• [Written task]
Examine the entries and show every line in which the word "product" is found.

• [Material to process]
================
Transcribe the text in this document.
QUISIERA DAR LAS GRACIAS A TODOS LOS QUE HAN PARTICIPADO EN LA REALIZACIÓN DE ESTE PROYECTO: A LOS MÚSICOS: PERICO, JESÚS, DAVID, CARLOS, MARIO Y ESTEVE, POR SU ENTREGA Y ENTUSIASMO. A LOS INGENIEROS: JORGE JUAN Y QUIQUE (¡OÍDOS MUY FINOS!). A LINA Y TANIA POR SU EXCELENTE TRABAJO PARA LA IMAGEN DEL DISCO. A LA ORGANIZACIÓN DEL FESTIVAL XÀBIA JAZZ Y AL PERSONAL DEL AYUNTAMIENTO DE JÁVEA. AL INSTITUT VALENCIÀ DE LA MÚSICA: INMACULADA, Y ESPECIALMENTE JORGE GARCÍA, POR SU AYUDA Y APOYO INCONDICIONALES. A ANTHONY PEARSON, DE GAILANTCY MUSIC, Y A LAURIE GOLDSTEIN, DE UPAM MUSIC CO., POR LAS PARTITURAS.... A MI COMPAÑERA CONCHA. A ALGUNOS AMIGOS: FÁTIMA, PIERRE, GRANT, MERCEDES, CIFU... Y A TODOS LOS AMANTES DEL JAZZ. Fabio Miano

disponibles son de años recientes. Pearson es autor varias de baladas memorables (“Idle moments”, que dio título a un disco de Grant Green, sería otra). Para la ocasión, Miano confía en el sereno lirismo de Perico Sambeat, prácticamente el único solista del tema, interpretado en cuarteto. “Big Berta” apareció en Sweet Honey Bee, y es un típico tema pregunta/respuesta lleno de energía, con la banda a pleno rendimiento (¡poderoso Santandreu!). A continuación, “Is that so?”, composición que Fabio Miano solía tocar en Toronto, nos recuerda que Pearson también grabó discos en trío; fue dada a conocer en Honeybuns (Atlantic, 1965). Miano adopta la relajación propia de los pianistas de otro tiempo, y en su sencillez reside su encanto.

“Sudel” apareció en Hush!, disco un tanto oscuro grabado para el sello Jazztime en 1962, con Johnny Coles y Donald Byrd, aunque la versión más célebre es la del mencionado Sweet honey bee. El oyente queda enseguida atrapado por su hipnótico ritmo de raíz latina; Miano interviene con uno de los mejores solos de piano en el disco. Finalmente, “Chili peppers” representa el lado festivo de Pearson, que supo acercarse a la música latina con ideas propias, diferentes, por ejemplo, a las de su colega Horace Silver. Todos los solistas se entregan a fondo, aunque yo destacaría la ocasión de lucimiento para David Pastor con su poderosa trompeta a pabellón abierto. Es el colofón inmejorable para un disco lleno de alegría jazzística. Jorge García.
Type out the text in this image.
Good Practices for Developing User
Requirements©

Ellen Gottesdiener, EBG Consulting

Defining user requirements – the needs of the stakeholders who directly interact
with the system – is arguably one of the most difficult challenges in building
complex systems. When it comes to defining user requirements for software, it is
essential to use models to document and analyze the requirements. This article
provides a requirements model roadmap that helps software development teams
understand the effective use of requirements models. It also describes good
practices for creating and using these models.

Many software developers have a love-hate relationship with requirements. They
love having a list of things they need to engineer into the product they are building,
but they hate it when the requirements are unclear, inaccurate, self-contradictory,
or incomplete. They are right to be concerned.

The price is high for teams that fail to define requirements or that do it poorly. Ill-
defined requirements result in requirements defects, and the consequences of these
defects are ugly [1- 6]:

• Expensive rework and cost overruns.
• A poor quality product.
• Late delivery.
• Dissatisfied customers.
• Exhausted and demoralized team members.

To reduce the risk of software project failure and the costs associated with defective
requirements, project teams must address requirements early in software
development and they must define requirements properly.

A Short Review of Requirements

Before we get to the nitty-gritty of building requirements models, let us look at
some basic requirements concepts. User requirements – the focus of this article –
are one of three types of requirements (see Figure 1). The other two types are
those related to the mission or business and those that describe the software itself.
================
• [Result]
love having a list of things they need to engineer into the product they are building,
• A poor quality product.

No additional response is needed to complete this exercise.